§ **Data extract**

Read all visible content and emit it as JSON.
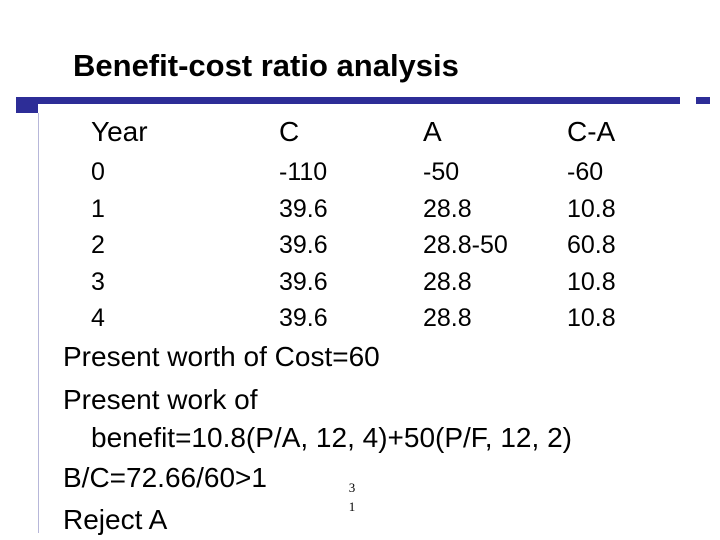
{
  "slide": {
    "title": "Benefit-cost ratio analysis",
    "page_number": "3 1",
    "colors": {
      "accent": "#2d2d97",
      "rule": "#b7b7d9"
    }
  },
  "table": {
    "headers": [
      "Year",
      "C",
      "A",
      "C-A"
    ],
    "rows": [
      [
        "0",
        "-110",
        "-50",
        "-60"
      ],
      [
        "1",
        "39.6",
        "28.8",
        "10.8"
      ],
      [
        "2",
        "39.6",
        "28.8-50",
        "60.8"
      ],
      [
        "3",
        "39.6",
        "28.8",
        "10.8"
      ],
      [
        "4",
        "39.6",
        "28.8",
        "10.8"
      ]
    ]
  },
  "lines": [
    "Present worth of Cost=60",
    "Present work of",
    "benefit=10.8(P/A, 12, 4)+50(P/F, 12, 2)",
    "B/C=72.66/60>1",
    "Reject A"
  ]
}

§ **Instructions for the task**
Leave out all images, then reproduce the entries above exactly.

§ **Final result**
Read all visible content and emit it as JSON.
{
  "slide": {
    "title": "Benefit-cost ratio analysis",
    "page_number": "3 1",
    "colors": {
      "accent": "#2d2d97",
      "rule": "#b7b7d9"
    }
  },
  "table": {
    "headers": [
      "Year",
      "C",
      "A",
      "C-A"
    ],
    "rows": [
      [
        "0",
        "-110",
        "-50",
        "-60"
      ],
      [
        "1",
        "39.6",
        "28.8",
        "10.8"
      ],
      [
        "2",
        "39.6",
        "28.8-50",
        "60.8"
      ],
      [
        "3",
        "39.6",
        "28.8",
        "10.8"
      ],
      [
        "4",
        "39.6",
        "28.8",
        "10.8"
      ]
    ]
  },
  "lines": [
    "Present worth of Cost=60",
    "Present work of",
    "benefit=10.8(P/A, 12, 4)+50(P/F, 12, 2)",
    "B/C=72.66/60>1",
    "Reject A"
  ]
}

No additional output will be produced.